Could you transcribe the material below exactly, without leaving out a single line?

[Records]
+ + + +
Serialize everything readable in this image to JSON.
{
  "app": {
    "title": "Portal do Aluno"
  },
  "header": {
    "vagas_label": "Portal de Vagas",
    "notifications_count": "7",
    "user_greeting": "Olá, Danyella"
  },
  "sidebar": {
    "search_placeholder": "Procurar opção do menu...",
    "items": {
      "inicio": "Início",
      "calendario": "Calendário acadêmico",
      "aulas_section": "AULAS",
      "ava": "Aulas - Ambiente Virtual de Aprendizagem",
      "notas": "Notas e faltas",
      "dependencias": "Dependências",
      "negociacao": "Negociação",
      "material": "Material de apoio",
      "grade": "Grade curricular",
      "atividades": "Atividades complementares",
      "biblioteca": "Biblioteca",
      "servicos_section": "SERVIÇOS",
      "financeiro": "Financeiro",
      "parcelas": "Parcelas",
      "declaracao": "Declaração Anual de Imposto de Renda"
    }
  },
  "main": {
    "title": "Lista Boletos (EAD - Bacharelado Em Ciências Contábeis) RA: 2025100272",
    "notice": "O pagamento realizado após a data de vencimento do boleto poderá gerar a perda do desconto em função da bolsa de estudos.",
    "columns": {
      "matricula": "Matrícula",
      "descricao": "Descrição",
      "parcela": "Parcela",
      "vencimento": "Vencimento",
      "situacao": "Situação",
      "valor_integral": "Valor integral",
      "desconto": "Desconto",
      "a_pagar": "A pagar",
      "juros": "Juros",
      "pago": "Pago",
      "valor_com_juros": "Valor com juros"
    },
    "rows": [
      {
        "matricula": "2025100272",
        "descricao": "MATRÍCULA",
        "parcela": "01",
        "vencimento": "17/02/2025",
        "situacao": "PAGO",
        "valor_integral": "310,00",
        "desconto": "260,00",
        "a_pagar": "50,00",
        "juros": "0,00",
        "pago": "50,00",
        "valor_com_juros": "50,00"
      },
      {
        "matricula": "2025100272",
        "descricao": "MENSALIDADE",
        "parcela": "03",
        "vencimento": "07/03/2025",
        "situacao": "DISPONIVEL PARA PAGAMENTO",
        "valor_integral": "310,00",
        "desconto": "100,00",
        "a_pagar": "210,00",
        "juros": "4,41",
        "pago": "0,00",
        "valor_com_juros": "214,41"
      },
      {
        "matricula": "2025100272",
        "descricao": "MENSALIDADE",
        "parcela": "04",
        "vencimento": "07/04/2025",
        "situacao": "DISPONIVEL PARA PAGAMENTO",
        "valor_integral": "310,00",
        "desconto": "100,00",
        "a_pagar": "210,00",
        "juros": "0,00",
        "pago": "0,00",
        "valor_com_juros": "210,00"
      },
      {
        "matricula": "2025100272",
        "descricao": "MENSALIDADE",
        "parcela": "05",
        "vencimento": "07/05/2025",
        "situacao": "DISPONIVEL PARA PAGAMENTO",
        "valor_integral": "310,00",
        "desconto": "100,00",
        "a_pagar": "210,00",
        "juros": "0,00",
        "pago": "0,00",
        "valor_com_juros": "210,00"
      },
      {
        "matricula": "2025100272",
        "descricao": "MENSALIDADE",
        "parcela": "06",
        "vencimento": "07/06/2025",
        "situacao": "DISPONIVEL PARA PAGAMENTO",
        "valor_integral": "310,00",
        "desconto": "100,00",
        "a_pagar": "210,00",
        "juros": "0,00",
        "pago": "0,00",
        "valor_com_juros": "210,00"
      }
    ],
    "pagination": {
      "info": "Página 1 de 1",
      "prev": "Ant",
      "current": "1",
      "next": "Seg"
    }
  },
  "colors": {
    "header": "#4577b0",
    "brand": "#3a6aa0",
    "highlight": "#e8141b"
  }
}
+ + + +
— Output for this task —
Serialize everything readable in this image to JSON.
{
  "app": {
    "title": "Portal do Aluno"
  },
  "header": {
    "vagas_label": "Portal de Vagas",
    "notifications_count": "7",
    "user_greeting": "Olá, Danyella"
  },
  "sidebar": {
    "search_placeholder": "Procurar opção do menu...",
    "items": {
      "inicio": "Início",
      "calendario": "Calendário acadêmico",
      "aulas_section": "AULAS",
      "ava": "Aulas - Ambiente Virtual de Aprendizagem",
      "notas": "Notas e faltas",
      "dependencias": "Dependências",
      "negociacao": "Negociação",
      "material": "Material de apoio",
      "grade": "Grade curricular",
      "atividades": "Atividades complementares",
      "biblioteca": "Biblioteca",
      "servicos_section": "SERVIÇOS",
      "financeiro": "Financeiro",
      "parcelas": "Parcelas",
      "declaracao": "Declaração Anual de Imposto de Renda"
    }
  },
  "main": {
    "title": "Lista Boletos (EAD - Bacharelado Em Ciências Contábeis) RA: 2025100272",
    "notice": "O pagamento realizado após a data de vencimento do boleto poderá gerar a perda do desconto em função da bolsa de estudos.",
    "columns": {
      "matricula": "Matrícula",
      "descricao": "Descrição",
      "parcela": "Parcela",
      "vencimento": "Vencimento",
      "situacao": "Situação",
      "valor_integral": "Valor integral",
      "desconto": "Desconto",
      "a_pagar": "A pagar",
      "juros": "Juros",
      "pago": "Pago",
      "valor_com_juros": "Valor com juros"
    },
    "rows": [
      {
        "matricula": "2025100272",
        "descricao": "MATRÍCULA",
        "parcela": "01",
        "vencimento": "17/02/2025",
        "situacao": "PAGO",
        "valor_integral": "310,00",
        "desconto": "260,00",
        "a_pagar": "50,00",
        "juros": "0,00",
        "pago": "50,00",
        "valor_com_juros": "50,00"
      },
      {
        "matricula": "2025100272",
        "descricao": "MENSALIDADE",
        "parcela": "03",
        "vencimento": "07/03/2025",
        "situacao": "DISPONIVEL PARA PAGAMENTO",
        "valor_integral": "310,00",
        "desconto": "100,00",
        "a_pagar": "210,00",
        "juros": "4,41",
        "pago": "0,00",
        "valor_com_juros": "214,41"
      },
      {
        "matricula": "2025100272",
        "descricao": "MENSALIDADE",
        "parcela": "04",
        "vencimento": "07/04/2025",
        "situacao": "DISPONIVEL PARA PAGAMENTO",
        "valor_integral": "310,00",
        "desconto": "100,00",
        "a_pagar": "210,00",
        "juros": "0,00",
        "pago": "0,00",
        "valor_com_juros": "210,00"
      },
      {
        "matricula": "2025100272",
        "descricao": "MENSALIDADE",
        "parcela": "05",
        "vencimento": "07/05/2025",
        "situacao": "DISPONIVEL PARA PAGAMENTO",
        "valor_integral": "310,00",
        "desconto": "100,00",
        "a_pagar": "210,00",
        "juros": "0,00",
        "pago": "0,00",
        "valor_com_juros": "210,00"
      },
      {
        "matricula": "2025100272",
        "descricao": "MENSALIDADE",
        "parcela": "06",
        "vencimento": "07/06/2025",
        "situacao": "DISPONIVEL PARA PAGAMENTO",
        "valor_integral": "310,00",
        "desconto": "100,00",
        "a_pagar": "210,00",
        "juros": "0,00",
        "pago": "0,00",
        "valor_com_juros": "210,00"
      }
    ],
    "pagination": {
      "info": "Página 1 de 1",
      "prev": "Ant",
      "current": "1",
      "next": "Seg"
    }
  },
  "colors": {
    "header": "#4577b0",
    "brand": "#3a6aa0",
    "highlight": "#e8141b"
  }
}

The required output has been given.